START

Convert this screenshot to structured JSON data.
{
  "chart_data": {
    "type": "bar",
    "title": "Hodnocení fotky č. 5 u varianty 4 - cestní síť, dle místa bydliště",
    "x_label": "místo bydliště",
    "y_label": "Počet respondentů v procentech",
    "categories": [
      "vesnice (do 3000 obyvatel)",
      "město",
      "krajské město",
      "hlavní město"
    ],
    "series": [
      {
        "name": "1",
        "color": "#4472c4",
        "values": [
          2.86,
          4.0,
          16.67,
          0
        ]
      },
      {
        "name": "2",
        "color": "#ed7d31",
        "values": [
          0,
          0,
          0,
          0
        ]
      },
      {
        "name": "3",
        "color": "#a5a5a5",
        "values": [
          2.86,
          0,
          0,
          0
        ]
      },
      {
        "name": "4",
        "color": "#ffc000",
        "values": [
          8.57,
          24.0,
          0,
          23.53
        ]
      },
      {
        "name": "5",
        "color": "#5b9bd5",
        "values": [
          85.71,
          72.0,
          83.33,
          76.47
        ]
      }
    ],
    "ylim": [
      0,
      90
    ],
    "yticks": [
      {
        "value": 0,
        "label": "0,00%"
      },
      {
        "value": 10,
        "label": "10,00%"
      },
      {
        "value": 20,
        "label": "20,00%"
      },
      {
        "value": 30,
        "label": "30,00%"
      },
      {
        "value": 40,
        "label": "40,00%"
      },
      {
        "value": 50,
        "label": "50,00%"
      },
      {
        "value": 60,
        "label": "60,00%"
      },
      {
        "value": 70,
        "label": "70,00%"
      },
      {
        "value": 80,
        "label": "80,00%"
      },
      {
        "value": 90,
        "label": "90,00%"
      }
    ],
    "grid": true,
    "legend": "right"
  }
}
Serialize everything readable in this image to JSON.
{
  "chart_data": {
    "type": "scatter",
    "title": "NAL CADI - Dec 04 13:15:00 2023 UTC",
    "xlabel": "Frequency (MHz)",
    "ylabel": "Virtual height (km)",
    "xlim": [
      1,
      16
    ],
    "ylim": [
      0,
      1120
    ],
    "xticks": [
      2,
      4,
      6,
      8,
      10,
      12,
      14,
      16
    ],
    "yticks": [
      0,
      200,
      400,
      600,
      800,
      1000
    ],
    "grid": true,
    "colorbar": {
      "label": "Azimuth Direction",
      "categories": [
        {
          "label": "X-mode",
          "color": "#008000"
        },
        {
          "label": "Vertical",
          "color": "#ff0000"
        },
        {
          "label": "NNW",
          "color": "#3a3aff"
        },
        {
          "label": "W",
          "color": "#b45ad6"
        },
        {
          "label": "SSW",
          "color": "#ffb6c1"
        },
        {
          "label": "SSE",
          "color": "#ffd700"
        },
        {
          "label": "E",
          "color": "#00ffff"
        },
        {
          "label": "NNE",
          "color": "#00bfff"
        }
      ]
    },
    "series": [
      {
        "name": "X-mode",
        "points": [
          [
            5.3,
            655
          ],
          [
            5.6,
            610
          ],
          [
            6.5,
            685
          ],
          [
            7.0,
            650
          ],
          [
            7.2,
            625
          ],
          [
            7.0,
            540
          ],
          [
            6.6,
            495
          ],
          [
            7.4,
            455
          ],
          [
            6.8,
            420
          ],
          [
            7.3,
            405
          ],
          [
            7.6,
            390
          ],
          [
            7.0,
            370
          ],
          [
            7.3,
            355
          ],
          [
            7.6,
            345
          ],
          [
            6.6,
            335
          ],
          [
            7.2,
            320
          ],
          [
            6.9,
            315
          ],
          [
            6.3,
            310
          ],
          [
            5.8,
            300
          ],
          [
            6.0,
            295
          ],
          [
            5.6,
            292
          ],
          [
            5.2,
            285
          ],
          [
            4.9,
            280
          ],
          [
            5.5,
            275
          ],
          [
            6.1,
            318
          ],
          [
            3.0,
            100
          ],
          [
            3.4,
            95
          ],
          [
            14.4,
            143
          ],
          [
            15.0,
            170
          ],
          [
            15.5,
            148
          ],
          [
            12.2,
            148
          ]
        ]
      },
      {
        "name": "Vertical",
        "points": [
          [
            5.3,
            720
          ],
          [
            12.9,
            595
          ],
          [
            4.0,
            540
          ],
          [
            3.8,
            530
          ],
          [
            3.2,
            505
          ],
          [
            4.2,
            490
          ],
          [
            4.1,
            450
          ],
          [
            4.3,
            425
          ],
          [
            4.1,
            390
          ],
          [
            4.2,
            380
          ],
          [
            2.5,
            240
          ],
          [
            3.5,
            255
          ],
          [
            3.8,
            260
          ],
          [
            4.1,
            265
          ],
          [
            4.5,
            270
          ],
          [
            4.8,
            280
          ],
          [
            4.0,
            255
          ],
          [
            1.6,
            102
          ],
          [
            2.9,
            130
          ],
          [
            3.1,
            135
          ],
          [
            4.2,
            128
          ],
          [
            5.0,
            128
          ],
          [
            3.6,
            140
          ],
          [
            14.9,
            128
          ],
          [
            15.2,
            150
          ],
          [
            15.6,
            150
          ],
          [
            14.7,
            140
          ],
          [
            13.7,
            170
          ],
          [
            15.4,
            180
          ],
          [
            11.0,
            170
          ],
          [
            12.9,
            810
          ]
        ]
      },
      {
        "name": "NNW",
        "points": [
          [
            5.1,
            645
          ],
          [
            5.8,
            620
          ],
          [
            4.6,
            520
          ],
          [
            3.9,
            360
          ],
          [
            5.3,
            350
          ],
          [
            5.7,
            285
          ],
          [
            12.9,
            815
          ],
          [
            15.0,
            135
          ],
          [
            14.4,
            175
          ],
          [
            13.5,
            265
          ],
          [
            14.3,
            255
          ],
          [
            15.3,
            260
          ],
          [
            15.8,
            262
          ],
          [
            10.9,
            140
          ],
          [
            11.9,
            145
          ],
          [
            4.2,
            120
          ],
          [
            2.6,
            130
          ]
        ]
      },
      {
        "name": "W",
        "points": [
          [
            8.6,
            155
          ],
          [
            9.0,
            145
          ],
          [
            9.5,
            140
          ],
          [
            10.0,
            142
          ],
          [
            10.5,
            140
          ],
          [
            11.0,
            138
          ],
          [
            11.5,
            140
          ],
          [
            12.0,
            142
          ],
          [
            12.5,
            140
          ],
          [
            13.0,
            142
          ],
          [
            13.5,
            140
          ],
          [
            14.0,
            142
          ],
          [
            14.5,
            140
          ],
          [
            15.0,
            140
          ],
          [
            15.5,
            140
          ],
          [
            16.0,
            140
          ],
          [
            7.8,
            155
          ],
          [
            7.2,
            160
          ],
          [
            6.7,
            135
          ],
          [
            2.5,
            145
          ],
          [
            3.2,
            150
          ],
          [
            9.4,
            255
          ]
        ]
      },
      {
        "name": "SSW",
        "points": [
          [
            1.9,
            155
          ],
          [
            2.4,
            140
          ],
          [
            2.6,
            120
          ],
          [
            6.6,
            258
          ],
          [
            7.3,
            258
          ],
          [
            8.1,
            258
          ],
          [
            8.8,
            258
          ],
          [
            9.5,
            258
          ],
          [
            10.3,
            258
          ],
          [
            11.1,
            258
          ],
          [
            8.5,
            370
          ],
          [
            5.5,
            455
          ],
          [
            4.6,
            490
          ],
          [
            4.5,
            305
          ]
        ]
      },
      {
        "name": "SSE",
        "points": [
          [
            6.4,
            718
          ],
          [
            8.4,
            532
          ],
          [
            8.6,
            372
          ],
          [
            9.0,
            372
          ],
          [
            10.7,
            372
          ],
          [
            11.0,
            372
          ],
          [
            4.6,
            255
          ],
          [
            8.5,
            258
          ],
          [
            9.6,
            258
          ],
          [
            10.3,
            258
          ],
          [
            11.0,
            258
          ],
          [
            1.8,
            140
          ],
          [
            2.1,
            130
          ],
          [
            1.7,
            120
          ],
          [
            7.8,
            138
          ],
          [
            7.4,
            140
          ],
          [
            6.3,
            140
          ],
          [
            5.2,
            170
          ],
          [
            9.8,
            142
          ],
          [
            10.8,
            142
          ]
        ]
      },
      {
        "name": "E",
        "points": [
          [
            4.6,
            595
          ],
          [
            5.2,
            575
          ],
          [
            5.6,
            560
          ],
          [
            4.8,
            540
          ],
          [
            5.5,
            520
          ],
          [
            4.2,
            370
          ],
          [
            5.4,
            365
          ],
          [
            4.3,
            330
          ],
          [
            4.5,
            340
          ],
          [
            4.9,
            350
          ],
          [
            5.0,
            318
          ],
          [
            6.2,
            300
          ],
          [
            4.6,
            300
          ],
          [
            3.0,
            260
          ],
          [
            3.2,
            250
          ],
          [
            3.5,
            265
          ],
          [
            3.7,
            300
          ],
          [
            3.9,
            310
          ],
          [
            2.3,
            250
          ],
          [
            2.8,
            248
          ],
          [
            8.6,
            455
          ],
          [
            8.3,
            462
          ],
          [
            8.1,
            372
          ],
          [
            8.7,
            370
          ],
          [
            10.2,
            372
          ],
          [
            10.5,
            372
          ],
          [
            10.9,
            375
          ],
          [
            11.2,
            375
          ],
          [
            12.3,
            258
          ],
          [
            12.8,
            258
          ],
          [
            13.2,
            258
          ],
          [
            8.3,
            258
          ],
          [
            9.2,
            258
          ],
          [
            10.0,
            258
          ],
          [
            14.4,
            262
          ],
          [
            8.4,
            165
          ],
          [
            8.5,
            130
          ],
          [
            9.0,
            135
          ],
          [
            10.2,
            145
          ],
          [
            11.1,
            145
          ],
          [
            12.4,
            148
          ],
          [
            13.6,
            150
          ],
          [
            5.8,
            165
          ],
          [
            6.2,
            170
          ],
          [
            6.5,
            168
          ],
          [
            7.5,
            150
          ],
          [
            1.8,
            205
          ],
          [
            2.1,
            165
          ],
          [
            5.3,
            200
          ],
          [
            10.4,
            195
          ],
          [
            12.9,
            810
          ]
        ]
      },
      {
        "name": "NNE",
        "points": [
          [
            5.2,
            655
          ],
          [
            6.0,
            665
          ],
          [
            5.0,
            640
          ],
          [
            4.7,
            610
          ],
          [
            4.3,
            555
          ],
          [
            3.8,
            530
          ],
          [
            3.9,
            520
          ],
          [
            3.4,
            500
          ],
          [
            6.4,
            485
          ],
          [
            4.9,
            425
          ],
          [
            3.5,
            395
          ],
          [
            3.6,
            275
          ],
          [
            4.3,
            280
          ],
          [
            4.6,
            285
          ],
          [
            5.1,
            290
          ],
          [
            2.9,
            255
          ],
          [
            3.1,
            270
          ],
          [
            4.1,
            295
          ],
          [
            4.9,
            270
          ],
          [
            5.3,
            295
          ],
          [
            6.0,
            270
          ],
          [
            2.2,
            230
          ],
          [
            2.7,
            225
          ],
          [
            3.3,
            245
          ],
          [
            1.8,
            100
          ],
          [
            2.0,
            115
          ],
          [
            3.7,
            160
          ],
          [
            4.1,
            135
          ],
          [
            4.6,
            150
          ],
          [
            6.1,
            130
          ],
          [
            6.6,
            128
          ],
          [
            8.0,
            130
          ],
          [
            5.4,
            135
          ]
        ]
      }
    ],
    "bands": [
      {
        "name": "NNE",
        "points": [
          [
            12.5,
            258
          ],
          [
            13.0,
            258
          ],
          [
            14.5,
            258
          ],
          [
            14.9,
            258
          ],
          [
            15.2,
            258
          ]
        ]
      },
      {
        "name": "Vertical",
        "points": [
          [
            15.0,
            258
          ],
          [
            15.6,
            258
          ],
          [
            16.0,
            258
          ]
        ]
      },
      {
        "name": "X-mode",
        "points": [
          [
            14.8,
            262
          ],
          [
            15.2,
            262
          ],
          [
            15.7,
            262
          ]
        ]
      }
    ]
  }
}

END

Pull every line containing the word "this" out of the material and copy it.

Convert this screenshot to structured JSON data.
Serialize everything readable in this image to JSON.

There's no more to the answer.